### Task requirements
Write out the entries word for word, beginning with the first line and stopping after the line that contains "The axially inner".

### Data to process
· · · · ·

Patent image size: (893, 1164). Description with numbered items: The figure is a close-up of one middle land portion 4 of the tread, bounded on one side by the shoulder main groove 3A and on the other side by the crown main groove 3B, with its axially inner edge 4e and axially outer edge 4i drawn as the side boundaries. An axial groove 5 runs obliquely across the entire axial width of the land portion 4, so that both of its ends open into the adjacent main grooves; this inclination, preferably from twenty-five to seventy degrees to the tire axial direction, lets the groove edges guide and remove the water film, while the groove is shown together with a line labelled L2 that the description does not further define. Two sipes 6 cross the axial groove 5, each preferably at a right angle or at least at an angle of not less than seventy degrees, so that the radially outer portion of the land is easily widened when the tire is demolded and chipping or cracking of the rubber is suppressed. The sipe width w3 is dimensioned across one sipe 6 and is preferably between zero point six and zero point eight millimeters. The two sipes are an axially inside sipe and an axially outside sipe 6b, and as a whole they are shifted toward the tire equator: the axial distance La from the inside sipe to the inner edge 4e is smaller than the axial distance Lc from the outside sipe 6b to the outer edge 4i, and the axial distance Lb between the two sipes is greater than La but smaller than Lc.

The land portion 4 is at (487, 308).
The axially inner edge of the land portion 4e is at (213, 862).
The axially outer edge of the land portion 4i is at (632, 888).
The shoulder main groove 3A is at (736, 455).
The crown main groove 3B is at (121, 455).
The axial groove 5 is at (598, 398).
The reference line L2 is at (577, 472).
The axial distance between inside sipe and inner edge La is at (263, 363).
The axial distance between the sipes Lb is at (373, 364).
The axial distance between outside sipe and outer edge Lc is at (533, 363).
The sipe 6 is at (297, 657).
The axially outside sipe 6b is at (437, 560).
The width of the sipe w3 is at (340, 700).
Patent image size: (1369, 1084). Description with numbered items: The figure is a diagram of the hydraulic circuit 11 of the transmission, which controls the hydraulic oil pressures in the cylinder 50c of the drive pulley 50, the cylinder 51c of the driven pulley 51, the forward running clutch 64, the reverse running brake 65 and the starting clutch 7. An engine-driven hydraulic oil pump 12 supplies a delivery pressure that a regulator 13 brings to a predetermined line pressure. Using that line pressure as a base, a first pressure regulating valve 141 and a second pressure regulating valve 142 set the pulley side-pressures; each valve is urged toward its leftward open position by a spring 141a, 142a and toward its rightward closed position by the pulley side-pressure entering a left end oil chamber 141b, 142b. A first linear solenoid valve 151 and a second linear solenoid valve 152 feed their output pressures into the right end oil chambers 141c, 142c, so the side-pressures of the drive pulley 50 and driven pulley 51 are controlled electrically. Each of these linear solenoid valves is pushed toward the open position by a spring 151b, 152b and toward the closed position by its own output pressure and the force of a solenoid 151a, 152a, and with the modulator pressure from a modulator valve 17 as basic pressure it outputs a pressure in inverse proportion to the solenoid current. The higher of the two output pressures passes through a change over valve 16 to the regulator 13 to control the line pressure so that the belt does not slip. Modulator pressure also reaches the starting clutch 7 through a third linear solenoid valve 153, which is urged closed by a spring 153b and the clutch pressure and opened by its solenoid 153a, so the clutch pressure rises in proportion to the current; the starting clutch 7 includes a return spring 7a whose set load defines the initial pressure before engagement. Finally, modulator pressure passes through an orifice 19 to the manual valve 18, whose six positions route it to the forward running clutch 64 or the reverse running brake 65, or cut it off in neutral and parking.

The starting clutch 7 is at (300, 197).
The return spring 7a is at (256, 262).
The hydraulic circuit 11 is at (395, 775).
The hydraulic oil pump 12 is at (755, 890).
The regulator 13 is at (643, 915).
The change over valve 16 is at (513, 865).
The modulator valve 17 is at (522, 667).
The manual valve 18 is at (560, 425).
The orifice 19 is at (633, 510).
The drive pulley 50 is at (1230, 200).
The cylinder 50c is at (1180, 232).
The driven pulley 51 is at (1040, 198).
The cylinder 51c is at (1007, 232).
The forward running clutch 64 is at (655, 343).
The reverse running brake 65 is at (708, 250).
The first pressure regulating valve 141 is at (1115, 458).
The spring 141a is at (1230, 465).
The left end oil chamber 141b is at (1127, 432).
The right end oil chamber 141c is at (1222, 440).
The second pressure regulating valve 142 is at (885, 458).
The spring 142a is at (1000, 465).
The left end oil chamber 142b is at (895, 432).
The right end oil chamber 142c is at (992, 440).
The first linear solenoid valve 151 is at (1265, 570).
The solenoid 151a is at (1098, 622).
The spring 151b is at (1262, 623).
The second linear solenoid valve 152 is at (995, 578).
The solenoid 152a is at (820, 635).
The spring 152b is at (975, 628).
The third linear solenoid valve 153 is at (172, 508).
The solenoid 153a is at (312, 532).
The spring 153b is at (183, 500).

· · · · ·

### Output of the exercise
Patent image size: (893, 1164). Description with numbered items: The figure is a close-up of one middle land portion 4 of the tread, bounded on one side by the shoulder main groove 3A and on the other side by the crown main groove 3B, with its axially inner edge 4e and axially outer edge 4i drawn as the side boundaries. An axial groove 5 runs obliquely across the entire axial width of the land portion 4, so that both of its ends open into the adjacent main grooves; this inclination, preferably from twenty-five to seventy degrees to the tire axial direction, lets the groove edges guide and remove the water film, while the groove is shown together with a line labelled L2 that the description does not further define. Two sipes 6 cross the axial groove 5, each preferably at a right angle or at least at an angle of not less than seventy degrees, so that the radially outer portion of the land is easily widened when the tire is demolded and chipping or cracking of the rubber is suppressed. The sipe width w3 is dimensioned across one sipe 6 and is preferably between zero point six and zero point eight millimeters. The two sipes are an axially inside sipe and an axially outside sipe 6b, and as a whole they are shifted toward the tire equator: the axial distance La from the inside sipe to the inner edge 4e is smaller than the axial distance Lc from the outside sipe 6b to the outer edge 4i, and the axial distance Lb between the two sipes is greater than La but smaller than Lc.

The land portion 4 is at (487, 308).
The axially inner edge of the land portion 4e is at (213, 862).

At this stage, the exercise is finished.